Raw records.
⁂

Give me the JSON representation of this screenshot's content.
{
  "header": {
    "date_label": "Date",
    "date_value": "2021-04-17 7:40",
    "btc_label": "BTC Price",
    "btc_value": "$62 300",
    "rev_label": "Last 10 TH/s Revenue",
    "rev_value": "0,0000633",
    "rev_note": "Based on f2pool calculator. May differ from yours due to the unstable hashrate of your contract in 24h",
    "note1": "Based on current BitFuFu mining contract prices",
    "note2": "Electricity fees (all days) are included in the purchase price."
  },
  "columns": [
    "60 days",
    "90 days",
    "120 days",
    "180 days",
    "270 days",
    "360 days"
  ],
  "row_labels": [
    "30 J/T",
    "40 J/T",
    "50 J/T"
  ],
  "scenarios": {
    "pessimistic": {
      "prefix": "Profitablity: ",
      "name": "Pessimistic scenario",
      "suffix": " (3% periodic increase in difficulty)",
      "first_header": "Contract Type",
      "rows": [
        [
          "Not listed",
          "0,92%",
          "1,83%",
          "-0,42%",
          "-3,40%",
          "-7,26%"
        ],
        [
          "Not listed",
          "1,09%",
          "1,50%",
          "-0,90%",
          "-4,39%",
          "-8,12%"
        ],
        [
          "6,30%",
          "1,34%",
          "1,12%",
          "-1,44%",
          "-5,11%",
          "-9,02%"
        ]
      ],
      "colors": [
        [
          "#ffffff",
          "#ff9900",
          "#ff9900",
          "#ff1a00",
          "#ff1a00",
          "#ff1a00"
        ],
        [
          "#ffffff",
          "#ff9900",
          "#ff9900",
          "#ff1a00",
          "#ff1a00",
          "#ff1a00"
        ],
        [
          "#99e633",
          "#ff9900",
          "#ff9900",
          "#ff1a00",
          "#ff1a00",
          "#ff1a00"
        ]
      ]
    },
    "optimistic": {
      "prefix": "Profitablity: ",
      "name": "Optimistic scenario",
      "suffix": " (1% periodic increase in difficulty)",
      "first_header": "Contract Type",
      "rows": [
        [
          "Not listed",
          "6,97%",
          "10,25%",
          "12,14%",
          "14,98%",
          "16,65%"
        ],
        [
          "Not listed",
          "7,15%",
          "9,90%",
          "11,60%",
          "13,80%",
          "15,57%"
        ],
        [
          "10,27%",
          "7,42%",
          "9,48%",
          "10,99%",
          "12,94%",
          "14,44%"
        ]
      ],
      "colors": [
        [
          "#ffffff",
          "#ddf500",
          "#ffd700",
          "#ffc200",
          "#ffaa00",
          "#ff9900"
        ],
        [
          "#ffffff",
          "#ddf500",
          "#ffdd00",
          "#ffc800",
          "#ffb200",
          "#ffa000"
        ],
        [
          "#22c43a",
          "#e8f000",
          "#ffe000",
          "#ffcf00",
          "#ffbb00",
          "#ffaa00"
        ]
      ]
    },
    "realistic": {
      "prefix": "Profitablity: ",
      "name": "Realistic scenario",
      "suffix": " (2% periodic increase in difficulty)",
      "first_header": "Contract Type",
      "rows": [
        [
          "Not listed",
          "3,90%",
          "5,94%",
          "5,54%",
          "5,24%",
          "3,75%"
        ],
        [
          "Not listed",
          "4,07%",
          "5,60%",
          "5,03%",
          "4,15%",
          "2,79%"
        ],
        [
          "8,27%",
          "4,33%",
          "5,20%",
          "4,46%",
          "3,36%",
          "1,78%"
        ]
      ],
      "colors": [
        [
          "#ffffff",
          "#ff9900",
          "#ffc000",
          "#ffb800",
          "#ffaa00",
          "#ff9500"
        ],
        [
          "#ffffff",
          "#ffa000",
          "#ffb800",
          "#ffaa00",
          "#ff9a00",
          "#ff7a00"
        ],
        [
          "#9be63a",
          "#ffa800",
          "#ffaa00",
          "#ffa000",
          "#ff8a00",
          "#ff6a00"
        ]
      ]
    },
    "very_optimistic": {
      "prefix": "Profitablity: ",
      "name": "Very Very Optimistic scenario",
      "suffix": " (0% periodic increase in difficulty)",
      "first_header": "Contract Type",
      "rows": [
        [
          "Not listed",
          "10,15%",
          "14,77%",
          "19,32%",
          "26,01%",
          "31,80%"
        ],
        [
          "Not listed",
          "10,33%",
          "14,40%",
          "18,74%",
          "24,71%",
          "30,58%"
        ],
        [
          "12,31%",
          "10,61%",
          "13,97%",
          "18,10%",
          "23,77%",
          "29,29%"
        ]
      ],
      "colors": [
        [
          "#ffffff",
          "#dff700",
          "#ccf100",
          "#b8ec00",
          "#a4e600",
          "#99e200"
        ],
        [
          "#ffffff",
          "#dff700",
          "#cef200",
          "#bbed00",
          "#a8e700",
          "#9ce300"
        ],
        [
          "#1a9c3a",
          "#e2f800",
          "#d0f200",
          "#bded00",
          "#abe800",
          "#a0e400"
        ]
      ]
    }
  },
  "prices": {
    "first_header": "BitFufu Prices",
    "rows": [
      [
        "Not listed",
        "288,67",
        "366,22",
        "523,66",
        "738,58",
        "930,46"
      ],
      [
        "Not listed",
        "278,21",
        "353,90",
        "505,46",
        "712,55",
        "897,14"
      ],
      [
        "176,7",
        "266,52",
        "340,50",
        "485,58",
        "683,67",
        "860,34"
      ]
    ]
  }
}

⁂

Problem to work on. Write out the data again, exactly and in full.

Answer to the task.
Give me the JSON representation of this screenshot's content.
{
  "header": {
    "date_label": "Date",
    "date_value": "2021-04-17 7:40",
    "btc_label": "BTC Price",
    "btc_value": "$62 300",
    "rev_label": "Last 10 TH/s Revenue",
    "rev_value": "0,0000633",
    "rev_note": "Based on f2pool calculator. May differ from yours due to the unstable hashrate of your contract in 24h",
    "note1": "Based on current BitFuFu mining contract prices",
    "note2": "Electricity fees (all days) are included in the purchase price."
  },
  "columns": [
    "60 days",
    "90 days",
    "120 days",
    "180 days",
    "270 days",
    "360 days"
  ],
  "row_labels": [
    "30 J/T",
    "40 J/T",
    "50 J/T"
  ],
  "scenarios": {
    "pessimistic": {
      "prefix": "Profitablity: ",
      "name": "Pessimistic scenario",
      "suffix": " (3% periodic increase in difficulty)",
      "first_header": "Contract Type",
      "rows": [
        [
          "Not listed",
          "0,92%",
          "1,83%",
          "-0,42%",
          "-3,40%",
          "-7,26%"
        ],
        [
          "Not listed",
          "1,09%",
          "1,50%",
          "-0,90%",
          "-4,39%",
          "-8,12%"
        ],
        [
          "6,30%",
          "1,34%",
          "1,12%",
          "-1,44%",
          "-5,11%",
          "-9,02%"
        ]
      ],
      "colors": [
        [
          "#ffffff",
          "#ff9900",
          "#ff9900",
          "#ff1a00",
          "#ff1a00",
          "#ff1a00"
        ],
        [
          "#ffffff",
          "#ff9900",
          "#ff9900",
          "#ff1a00",
          "#ff1a00",
          "#ff1a00"
        ],
        [
          "#99e633",
          "#ff9900",
          "#ff9900",
          "#ff1a00",
          "#ff1a00",
          "#ff1a00"
        ]
      ]
    },
    "optimistic": {
      "prefix": "Profitablity: ",
      "name": "Optimistic scenario",
      "suffix": " (1% periodic increase in difficulty)",
      "first_header": "Contract Type",
      "rows": [
        [
          "Not listed",
          "6,97%",
          "10,25%",
          "12,14%",
          "14,98%",
          "16,65%"
        ],
        [
          "Not listed",
          "7,15%",
          "9,90%",
          "11,60%",
          "13,80%",
          "15,57%"
        ],
        [
          "10,27%",
          "7,42%",
          "9,48%",
          "10,99%",
          "12,94%",
          "14,44%"
        ]
      ],
      "colors": [
        [
          "#ffffff",
          "#ddf500",
          "#ffd700",
          "#ffc200",
          "#ffaa00",
          "#ff9900"
        ],
        [
          "#ffffff",
          "#ddf500",
          "#ffdd00",
          "#ffc800",
          "#ffb200",
          "#ffa000"
        ],
        [
          "#22c43a",
          "#e8f000",
          "#ffe000",
          "#ffcf00",
          "#ffbb00",
          "#ffaa00"
        ]
      ]
    },
    "realistic": {
      "prefix": "Profitablity: ",
      "name": "Realistic scenario",
      "suffix": " (2% periodic increase in difficulty)",
      "first_header": "Contract Type",
      "rows": [
        [
          "Not listed",
          "3,90%",
          "5,94%",
          "5,54%",
          "5,24%",
          "3,75%"
        ],
        [
          "Not listed",
          "4,07%",
          "5,60%",
          "5,03%",
          "4,15%",
          "2,79%"
        ],
        [
          "8,27%",
          "4,33%",
          "5,20%",
          "4,46%",
          "3,36%",
          "1,78%"
        ]
      ],
      "colors": [
        [
          "#ffffff",
          "#ff9900",
          "#ffc000",
          "#ffb800",
          "#ffaa00",
          "#ff9500"
        ],
        [
          "#ffffff",
          "#ffa000",
          "#ffb800",
          "#ffaa00",
          "#ff9a00",
          "#ff7a00"
        ],
        [
          "#9be63a",
          "#ffa800",
          "#ffaa00",
          "#ffa000",
          "#ff8a00",
          "#ff6a00"
        ]
      ]
    },
    "very_optimistic": {
      "prefix": "Profitablity: ",
      "name": "Very Very Optimistic scenario",
      "suffix": " (0% periodic increase in difficulty)",
      "first_header": "Contract Type",
      "rows": [
        [
          "Not listed",
          "10,15%",
          "14,77%",
          "19,32%",
          "26,01%",
          "31,80%"
        ],
        [
          "Not listed",
          "10,33%",
          "14,40%",
          "18,74%",
          "24,71%",
          "30,58%"
        ],
        [
          "12,31%",
          "10,61%",
          "13,97%",
          "18,10%",
          "23,77%",
          "29,29%"
        ]
      ],
      "colors": [
        [
          "#ffffff",
          "#dff700",
          "#ccf100",
          "#b8ec00",
          "#a4e600",
          "#99e200"
        ],
        [
          "#ffffff",
          "#dff700",
          "#cef200",
          "#bbed00",
          "#a8e700",
          "#9ce300"
        ],
        [
          "#1a9c3a",
          "#e2f800",
          "#d0f200",
          "#bded00",
          "#abe800",
          "#a0e400"
        ]
      ]
    }
  },
  "prices": {
    "first_header": "BitFufu Prices",
    "rows": [
      [
        "Not listed",
        "288,67",
        "366,22",
        "523,66",
        "738,58",
        "930,46"
      ],
      [
        "Not listed",
        "278,21",
        "353,90",
        "505,46",
        "712,55",
        "897,14"
      ],
      [
        "176,7",
        "266,52",
        "340,50",
        "485,58",
        "683,67",
        "860,34"
      ]
    ]
  }
}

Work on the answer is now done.